Problem requirements → Exclude the pictures and return every line exactly as written.

┏━━

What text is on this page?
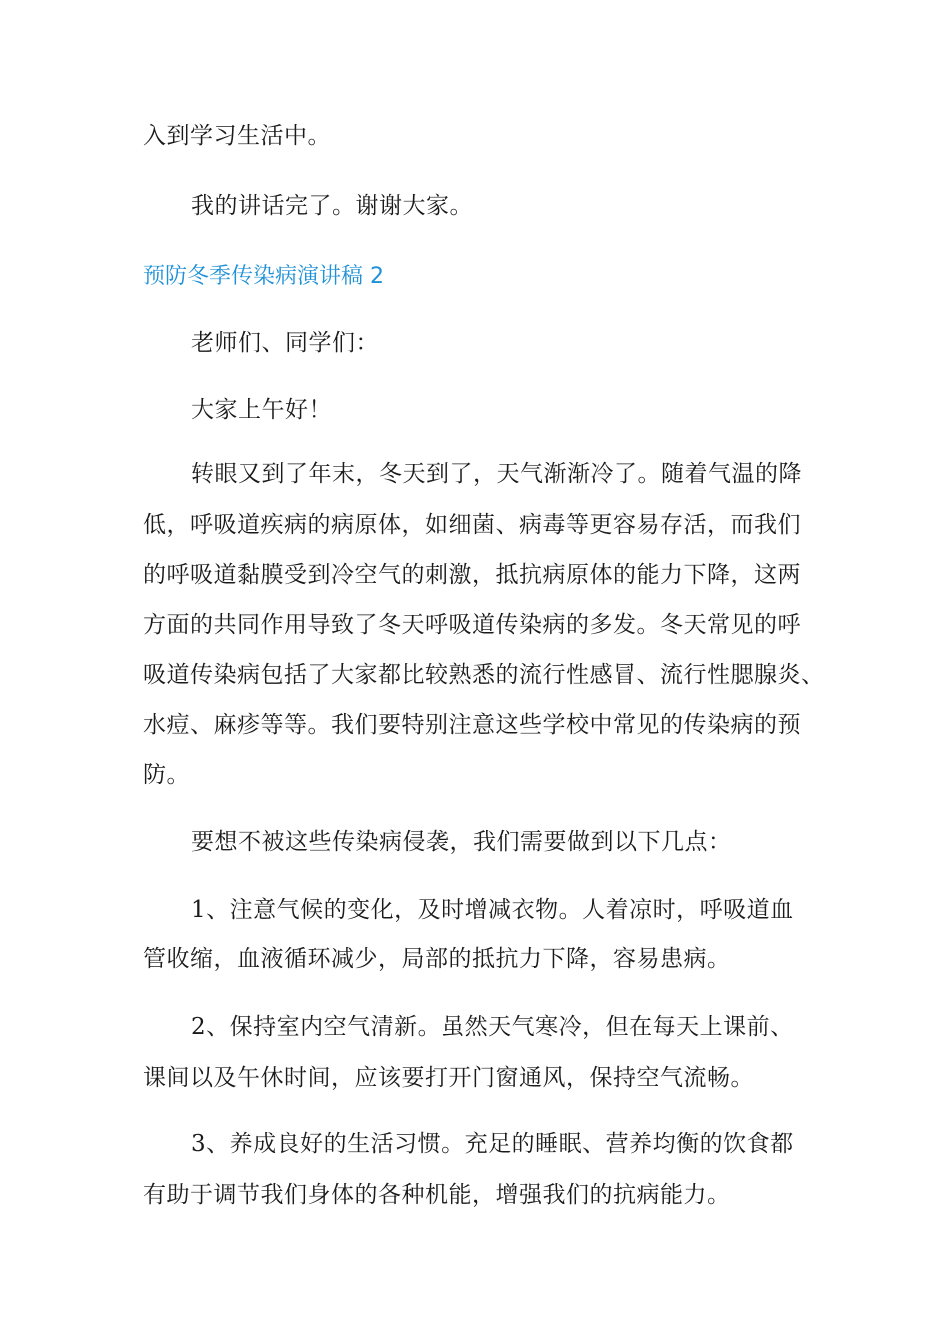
入到学习生活中。
我的讲话完了。谢谢大家。
预防冬季传染病演讲稿 2
老师们、同学们：
大家上午好！
转眼又到了年末，冬天到了，天气渐渐冷了。随着气温的降
低，呼吸道疾病的病原体，如细菌、病毒等更容易存活，而我们
的呼吸道黏膜受到冷空气的刺激，抵抗病原体的能力下降，这两
方面的共同作用导致了冬天呼吸道传染病的多发。冬天常见的呼
吸道传染病包括了大家都比较熟悉的流行性感冒、流行性腮腺炎、
水痘、麻疹等等。我们要特别注意这些学校中常见的传染病的预
防。
要想不被这些传染病侵袭，我们需要做到以下几点：
1、注意气候的变化，及时增减衣物。人着凉时，呼吸道血
管收缩，血液循环减少，局部的抵抗力下降，容易患病。
2、保持室内空气清新。虽然天气寒冷，但在每天上课前、
课间以及午休时间，应该要打开门窗通风，保持空气流畅。
3、养成良好的生活习惯。充足的睡眠、营养均衡的饮食都
有助于调节我们身体的各种机能，增强我们的抗病能力。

┗━━

Result of the exercise →
What text is on this page?
入到学习生活中。
我的讲话完了。谢谢大家。
预防冬季传染病演讲稿 2
老师们、同学们：
大家上午好！
转眼又到了年末，冬天到了，天气渐渐冷了。随着气温的降
低，呼吸道疾病的病原体，如细菌、病毒等更容易存活，而我们
的呼吸道黏膜受到冷空气的刺激，抵抗病原体的能力下降，这两
方面的共同作用导致了冬天呼吸道传染病的多发。冬天常见的呼
吸道传染病包括了大家都比较熟悉的流行性感冒、流行性腮腺炎、
水痘、麻疹等等。我们要特别注意这些学校中常见的传染病的预
防。
要想不被这些传染病侵袭，我们需要做到以下几点：
1、注意气候的变化，及时增减衣物。人着凉时，呼吸道血
管收缩，血液循环减少，局部的抵抗力下降，容易患病。
2、保持室内空气清新。虽然天气寒冷，但在每天上课前、
课间以及午休时间，应该要打开门窗通风，保持空气流畅。
3、养成良好的生活习惯。充足的睡眠、营养均衡的饮食都
有助于调节我们身体的各种机能，增强我们的抗病能力。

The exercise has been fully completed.